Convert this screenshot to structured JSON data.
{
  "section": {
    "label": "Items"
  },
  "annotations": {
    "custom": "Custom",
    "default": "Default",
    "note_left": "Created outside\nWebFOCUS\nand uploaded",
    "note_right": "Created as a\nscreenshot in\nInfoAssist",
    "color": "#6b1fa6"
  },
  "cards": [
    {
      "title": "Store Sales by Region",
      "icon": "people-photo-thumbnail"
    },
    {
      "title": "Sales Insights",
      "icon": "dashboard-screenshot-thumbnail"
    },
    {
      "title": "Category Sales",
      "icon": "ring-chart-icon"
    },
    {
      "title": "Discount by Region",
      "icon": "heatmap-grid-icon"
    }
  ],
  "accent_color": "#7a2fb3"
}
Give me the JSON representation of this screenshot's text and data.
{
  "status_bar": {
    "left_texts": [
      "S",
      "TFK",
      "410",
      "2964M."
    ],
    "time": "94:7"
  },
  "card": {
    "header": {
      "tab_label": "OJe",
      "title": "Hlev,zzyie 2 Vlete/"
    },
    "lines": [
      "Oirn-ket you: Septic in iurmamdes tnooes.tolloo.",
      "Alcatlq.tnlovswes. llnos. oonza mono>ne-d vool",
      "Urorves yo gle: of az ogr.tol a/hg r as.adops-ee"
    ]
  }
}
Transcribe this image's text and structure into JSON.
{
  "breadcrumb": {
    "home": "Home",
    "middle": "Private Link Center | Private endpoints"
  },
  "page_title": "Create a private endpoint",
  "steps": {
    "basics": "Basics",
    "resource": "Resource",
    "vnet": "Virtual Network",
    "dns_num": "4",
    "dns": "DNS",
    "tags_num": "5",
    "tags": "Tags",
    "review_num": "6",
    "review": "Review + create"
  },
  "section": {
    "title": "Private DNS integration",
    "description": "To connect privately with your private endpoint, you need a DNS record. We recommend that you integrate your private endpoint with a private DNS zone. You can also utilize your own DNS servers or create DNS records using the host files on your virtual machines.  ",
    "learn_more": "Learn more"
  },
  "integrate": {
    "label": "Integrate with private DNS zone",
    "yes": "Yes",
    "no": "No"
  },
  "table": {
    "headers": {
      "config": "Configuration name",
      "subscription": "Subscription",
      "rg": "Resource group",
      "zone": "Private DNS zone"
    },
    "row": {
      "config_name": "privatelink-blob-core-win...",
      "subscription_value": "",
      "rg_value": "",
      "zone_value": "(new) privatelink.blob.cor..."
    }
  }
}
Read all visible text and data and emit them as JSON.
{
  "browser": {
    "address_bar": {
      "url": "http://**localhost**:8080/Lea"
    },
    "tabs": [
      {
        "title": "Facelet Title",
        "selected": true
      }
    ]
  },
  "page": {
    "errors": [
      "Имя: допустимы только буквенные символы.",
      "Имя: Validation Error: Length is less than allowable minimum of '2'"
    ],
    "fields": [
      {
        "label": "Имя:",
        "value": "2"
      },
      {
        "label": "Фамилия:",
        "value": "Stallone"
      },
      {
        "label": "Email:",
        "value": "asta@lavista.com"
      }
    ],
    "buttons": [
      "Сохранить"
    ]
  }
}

================

Stated goal
Answer with a single number: the count of lines holding the word "Resource".

Answer to the exercise
2